> Your goal:
Find all the lines in the entries below that hold the word "porcine" and copy them.

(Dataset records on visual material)
----
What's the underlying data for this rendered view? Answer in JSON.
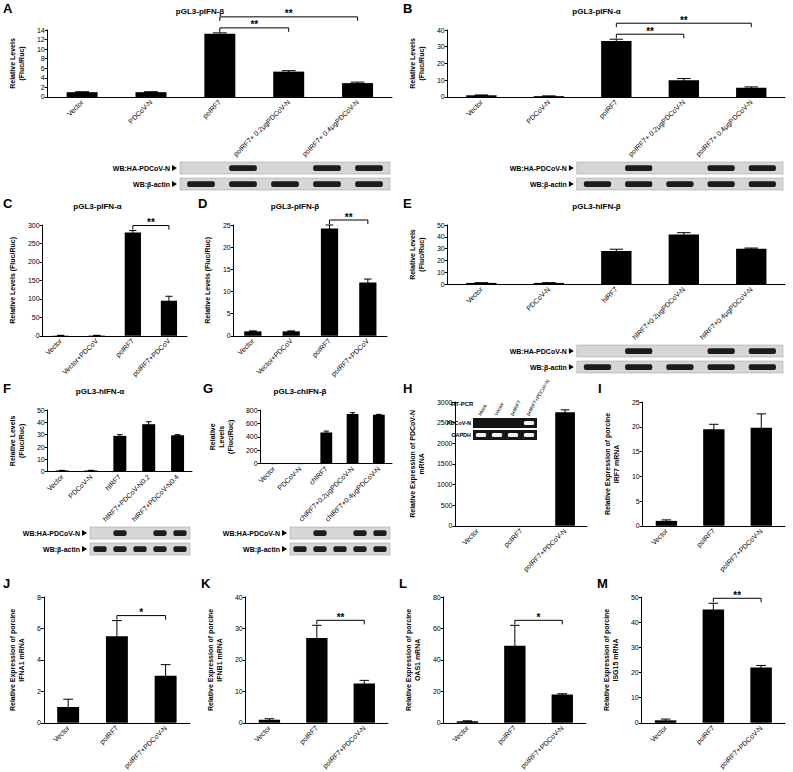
{
  "chart_data": [
    {
      "panel": "A",
      "type": "bar",
      "title": "pGL3-pIFN-β",
      "ylabel": "Relative Levels (Fluc/Ruc)",
      "categories": [
        "Vector",
        "PDCoV-N",
        "poIRF7",
        "poIRF7+ 0.2μgPDCoV-N",
        "poIRF7+ 0.4μgPDCoV-N"
      ],
      "values": [
        1,
        1,
        13.2,
        5.3,
        2.9
      ],
      "errors": [
        0.1,
        0.1,
        0.2,
        0.2,
        0.2
      ],
      "color": "#000000",
      "ylim": [
        0,
        14
      ],
      "yticks": [
        0,
        2,
        4,
        6,
        8,
        10,
        12,
        14
      ],
      "grid": false,
      "significance": [
        {
          "text": "**",
          "between": [
            "poIRF7",
            "poIRF7+ 0.2μgPDCoV-N"
          ]
        },
        {
          "text": "**",
          "between": [
            "poIRF7",
            "poIRF7+ 0.4μgPDCoV-N"
          ]
        }
      ],
      "blot": [
        {
          "label": "WB:HA-PDCoV-N",
          "bands": [
            false,
            true,
            false,
            true,
            true
          ]
        },
        {
          "label": "WB:β-actin",
          "bands": [
            true,
            true,
            true,
            true,
            true
          ]
        }
      ]
    },
    {
      "panel": "B",
      "type": "bar",
      "title": "pGL3-pIFN-α",
      "ylabel": "Relative Levels (Fluc/Ruc)",
      "categories": [
        "Vector",
        "PDCoV-N",
        "poIRF7",
        "poIRF7+ 0.2μgPDCoV-N",
        "poIRF7+ 0.4μgPDCoV-N"
      ],
      "values": [
        1,
        0.5,
        33.5,
        10,
        5.5
      ],
      "errors": [
        0.2,
        0.1,
        1,
        1,
        0.5
      ],
      "color": "#000000",
      "ylim": [
        0,
        40
      ],
      "yticks": [
        0,
        10,
        20,
        30,
        40
      ],
      "grid": false,
      "significance": [
        {
          "text": "**",
          "between": [
            "poIRF7",
            "poIRF7+ 0.2μgPDCoV-N"
          ]
        },
        {
          "text": "**",
          "between": [
            "poIRF7",
            "poIRF7+ 0.4μgPDCoV-N"
          ]
        }
      ],
      "blot": [
        {
          "label": "WB:HA-PDCoV-N",
          "bands": [
            false,
            true,
            false,
            true,
            true
          ]
        },
        {
          "label": "WB:β-actin",
          "bands": [
            true,
            true,
            true,
            true,
            true
          ]
        }
      ]
    },
    {
      "panel": "C",
      "type": "bar",
      "title": "pGL3-pIFN-α",
      "ylabel": "Relative Levels (Fluc/Ruc)",
      "categories": [
        "Vector",
        "Vector+PDCoV",
        "poIRF7",
        "poIRF7+PDCoV"
      ],
      "values": [
        1,
        1,
        280,
        95
      ],
      "errors": [
        0.2,
        0.2,
        5,
        12
      ],
      "color": "#000000",
      "ylim": [
        0,
        300
      ],
      "yticks": [
        0,
        50,
        100,
        150,
        200,
        250,
        300
      ],
      "grid": false,
      "significance": [
        {
          "text": "**",
          "between": [
            "poIRF7",
            "poIRF7+PDCoV"
          ]
        }
      ]
    },
    {
      "panel": "D",
      "type": "bar",
      "title": "pGL3-pIFN-β",
      "ylabel": "Relative Levels (Fluc/Ruc)",
      "categories": [
        "Vector",
        "Vector+PDCoV",
        "poIRF7",
        "poIRF7+PDCoV"
      ],
      "values": [
        1,
        1,
        24.2,
        12
      ],
      "errors": [
        0.1,
        0.1,
        0.8,
        0.8
      ],
      "color": "#000000",
      "ylim": [
        0,
        25
      ],
      "yticks": [
        0,
        5,
        10,
        15,
        20,
        25
      ],
      "grid": false,
      "significance": [
        {
          "text": "**",
          "between": [
            "poIRF7",
            "poIRF7+PDCoV"
          ]
        }
      ]
    },
    {
      "panel": "E",
      "type": "bar",
      "title": "pGL3-hIFN-β",
      "ylabel": "Relative Levels (Fluc/Ruc)",
      "categories": [
        "Vector",
        "PDCoV-N",
        "hIRF7",
        "hIRF7+0.2μgPDCoV-N",
        "hIRF7+0.4μgPDCoV-N"
      ],
      "values": [
        1,
        1,
        28,
        42,
        30
      ],
      "errors": [
        0.1,
        0.1,
        1.5,
        1.5,
        0.5
      ],
      "color": "#000000",
      "ylim": [
        0,
        50
      ],
      "yticks": [
        0,
        10,
        20,
        30,
        40,
        50
      ],
      "grid": false,
      "significance": [],
      "blot": [
        {
          "label": "WB:HA-PDCoV-N",
          "bands": [
            false,
            true,
            false,
            true,
            true
          ]
        },
        {
          "label": "WB:β-actin",
          "bands": [
            true,
            true,
            true,
            true,
            true
          ]
        }
      ]
    },
    {
      "panel": "F",
      "type": "bar",
      "title": "pGL3-hIFN-α",
      "ylabel": "Relative Levels (Fluc/Ruc)",
      "categories": [
        "Vector",
        "PDCoV-N",
        "hIRF7",
        "hIRF7+PDCoV-N0.2",
        "hIRF7+PDCoV-N0.4"
      ],
      "values": [
        1,
        1,
        29,
        38.5,
        29.5
      ],
      "errors": [
        0.1,
        0.1,
        1,
        2,
        0.5
      ],
      "color": "#000000",
      "ylim": [
        0,
        50
      ],
      "yticks": [
        0,
        10,
        20,
        30,
        40,
        50
      ],
      "grid": false,
      "significance": [],
      "blot": [
        {
          "label": "WB:HA-PDCoV-N",
          "bands": [
            false,
            true,
            false,
            true,
            true
          ]
        },
        {
          "label": "WB:β-actin",
          "bands": [
            true,
            true,
            true,
            true,
            true
          ]
        }
      ]
    },
    {
      "panel": "G",
      "type": "bar",
      "title": "pGL3-chIFN-β",
      "ylabel": "Relative Levels (Fluc/Ruc)",
      "categories": [
        "Vector",
        "PDCoV-N",
        "chIRF7",
        "chIRF7+0.2μgPDCoV-N",
        "chIRF7+0.4μgPDCoV-N"
      ],
      "values": [
        1,
        1,
        465,
        740,
        730
      ],
      "errors": [
        1,
        1,
        20,
        20,
        5
      ],
      "color": "#000000",
      "ylim": [
        0,
        800
      ],
      "yticks": [
        0,
        200,
        400,
        600,
        800
      ],
      "grid": false,
      "significance": [],
      "blot": [
        {
          "label": "WB:HA-PDCoV-N",
          "bands": [
            false,
            true,
            false,
            true,
            true
          ]
        },
        {
          "label": "WB:β-actin",
          "bands": [
            true,
            true,
            true,
            true,
            true
          ]
        }
      ]
    },
    {
      "panel": "H",
      "type": "bar",
      "ylabel": "Relative Expression of PDCoV-N mRNA",
      "categories": [
        "Vector",
        "poIRF7",
        "poIRF7+PDCoV-N"
      ],
      "values": [
        0,
        0,
        2750
      ],
      "errors": [
        0,
        0,
        60
      ],
      "color": "#000000",
      "ylim": [
        0,
        3000
      ],
      "yticks": [
        0,
        500,
        1000,
        1500,
        2000,
        2500,
        3000
      ],
      "grid": false,
      "significance": [],
      "inset": {
        "title": "RT-PCR",
        "columns": [
          "Mock",
          "Vector",
          "poIRF7",
          "poIRF7+PDCoV-N"
        ],
        "rows": [
          {
            "label": "PDCoV-N",
            "bands": [
              false,
              false,
              false,
              true
            ]
          },
          {
            "label": "GAPDH",
            "bands": [
              true,
              true,
              true,
              true
            ]
          }
        ]
      }
    },
    {
      "panel": "I",
      "type": "bar",
      "ylabel": "Relative Expression of porcine IRF7 mRNA",
      "categories": [
        "Vector",
        "poIRF7",
        "poIRF7+PDCoV-N"
      ],
      "values": [
        1,
        19.5,
        19.8
      ],
      "errors": [
        0.2,
        1,
        2.8
      ],
      "color": "#000000",
      "ylim": [
        0,
        25
      ],
      "yticks": [
        0,
        5,
        10,
        15,
        20,
        25
      ],
      "grid": false,
      "significance": []
    },
    {
      "panel": "J",
      "type": "bar",
      "ylabel": "Relative Expression of porcine IFNA1 mRNA",
      "categories": [
        "Vector",
        "poIRF7",
        "poIRF7+PDCoV-N"
      ],
      "values": [
        1,
        5.5,
        3
      ],
      "errors": [
        0.5,
        1,
        0.7
      ],
      "color": "#000000",
      "ylim": [
        0,
        8
      ],
      "yticks": [
        0,
        2,
        4,
        6,
        8
      ],
      "grid": false,
      "significance": [
        {
          "text": "*",
          "between": [
            "poIRF7",
            "poIRF7+PDCoV-N"
          ]
        }
      ]
    },
    {
      "panel": "K",
      "type": "bar",
      "ylabel": "Relative Expression of porcine IFNB1 mRNA",
      "categories": [
        "Vector",
        "poIRF7",
        "poIRF7+PDCoV-N"
      ],
      "values": [
        1,
        27,
        12.5
      ],
      "errors": [
        0.3,
        4,
        1
      ],
      "color": "#000000",
      "ylim": [
        0,
        40
      ],
      "yticks": [
        0,
        10,
        20,
        30,
        40
      ],
      "grid": false,
      "significance": [
        {
          "text": "**",
          "between": [
            "poIRF7",
            "poIRF7+PDCoV-N"
          ]
        }
      ]
    },
    {
      "panel": "L",
      "type": "bar",
      "ylabel": "Relative Expression of porcine OAS1 mRNA",
      "categories": [
        "Vector",
        "poIRF7",
        "poIRF7+PDCoV-N"
      ],
      "values": [
        1,
        49,
        18
      ],
      "errors": [
        0.3,
        13,
        0.5
      ],
      "color": "#000000",
      "ylim": [
        0,
        80
      ],
      "yticks": [
        0,
        20,
        40,
        60,
        80
      ],
      "grid": false,
      "significance": [
        {
          "text": "*",
          "between": [
            "poIRF7",
            "poIRF7+PDCoV-N"
          ]
        }
      ]
    },
    {
      "panel": "M",
      "type": "bar",
      "ylabel": "Relative Expression of porcine ISG15 mRNA",
      "categories": [
        "Vector",
        "poIRF7",
        "poIRF7+PDCoV-N"
      ],
      "values": [
        1,
        45,
        22
      ],
      "errors": [
        0.5,
        2.5,
        0.8
      ],
      "color": "#000000",
      "ylim": [
        0,
        50
      ],
      "yticks": [
        0,
        10,
        20,
        30,
        40,
        50
      ],
      "grid": false,
      "significance": [
        {
          "text": "**",
          "between": [
            "poIRF7",
            "poIRF7+PDCoV-N"
          ]
        }
      ]
    }
  ]
}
----
> Reply:
      "ylabel": "Relative Expression of porcine IRF7 mRNA",
      "ylabel": "Relative Expression of porcine IFNA1 mRNA",
      "ylabel": "Relative Expression of porcine IFNB1 mRNA",
      "ylabel": "Relative Expression of porcine OAS1 mRNA",
      "ylabel": "Relative Expression of porcine ISG15 mRNA",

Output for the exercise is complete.